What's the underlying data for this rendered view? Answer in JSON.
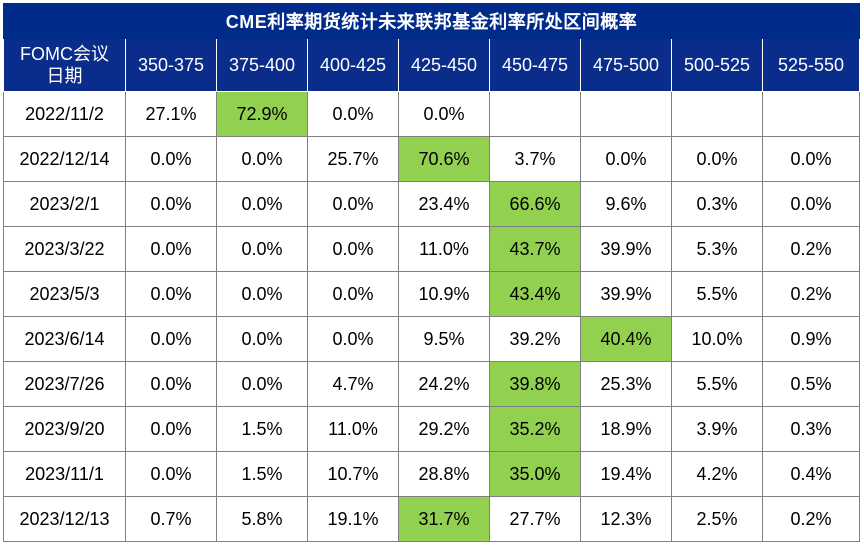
{
  "title": "CME利率期货统计未来联邦基金利率所处区间概率",
  "corner_header_line1": "FOMC会议",
  "corner_header_line2": "日期",
  "columns": [
    "350-375",
    "375-400",
    "400-425",
    "425-450",
    "450-475",
    "475-500",
    "500-525",
    "525-550"
  ],
  "highlight_color": "#92d050",
  "header_color": "#0a2d8c",
  "rows": [
    {
      "date": "2022/11/2",
      "values": [
        "27.1%",
        "72.9%",
        "0.0%",
        "0.0%",
        "",
        "",
        "",
        ""
      ],
      "highlight": 1
    },
    {
      "date": "2022/12/14",
      "values": [
        "0.0%",
        "0.0%",
        "25.7%",
        "70.6%",
        "3.7%",
        "0.0%",
        "0.0%",
        "0.0%"
      ],
      "highlight": 3
    },
    {
      "date": "2023/2/1",
      "values": [
        "0.0%",
        "0.0%",
        "0.0%",
        "23.4%",
        "66.6%",
        "9.6%",
        "0.3%",
        "0.0%"
      ],
      "highlight": 4
    },
    {
      "date": "2023/3/22",
      "values": [
        "0.0%",
        "0.0%",
        "0.0%",
        "11.0%",
        "43.7%",
        "39.9%",
        "5.3%",
        "0.2%"
      ],
      "highlight": 4
    },
    {
      "date": "2023/5/3",
      "values": [
        "0.0%",
        "0.0%",
        "0.0%",
        "10.9%",
        "43.4%",
        "39.9%",
        "5.5%",
        "0.2%"
      ],
      "highlight": 4
    },
    {
      "date": "2023/6/14",
      "values": [
        "0.0%",
        "0.0%",
        "0.0%",
        "9.5%",
        "39.2%",
        "40.4%",
        "10.0%",
        "0.9%"
      ],
      "highlight": 5
    },
    {
      "date": "2023/7/26",
      "values": [
        "0.0%",
        "0.0%",
        "4.7%",
        "24.2%",
        "39.8%",
        "25.3%",
        "5.5%",
        "0.5%"
      ],
      "highlight": 4
    },
    {
      "date": "2023/9/20",
      "values": [
        "0.0%",
        "1.5%",
        "11.0%",
        "29.2%",
        "35.2%",
        "18.9%",
        "3.9%",
        "0.3%"
      ],
      "highlight": 4
    },
    {
      "date": "2023/11/1",
      "values": [
        "0.0%",
        "1.5%",
        "10.7%",
        "28.8%",
        "35.0%",
        "19.4%",
        "4.2%",
        "0.4%"
      ],
      "highlight": 4
    },
    {
      "date": "2023/12/13",
      "values": [
        "0.7%",
        "5.8%",
        "19.1%",
        "31.7%",
        "27.7%",
        "12.3%",
        "2.5%",
        "0.2%"
      ],
      "highlight": 3
    }
  ]
}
■ ■ ■ ■ ■
Exercise directions
Show the lines of the records that include the string "date".

Solution to the exercise
      "date": "2022/11/2",
      "date": "2022/12/14",
      "date": "2023/2/1",
      "date": "2023/3/22",
      "date": "2023/5/3",
      "date": "2023/6/14",
      "date": "2023/7/26",
      "date": "2023/9/20",
      "date": "2023/11/1",
      "date": "2023/12/13",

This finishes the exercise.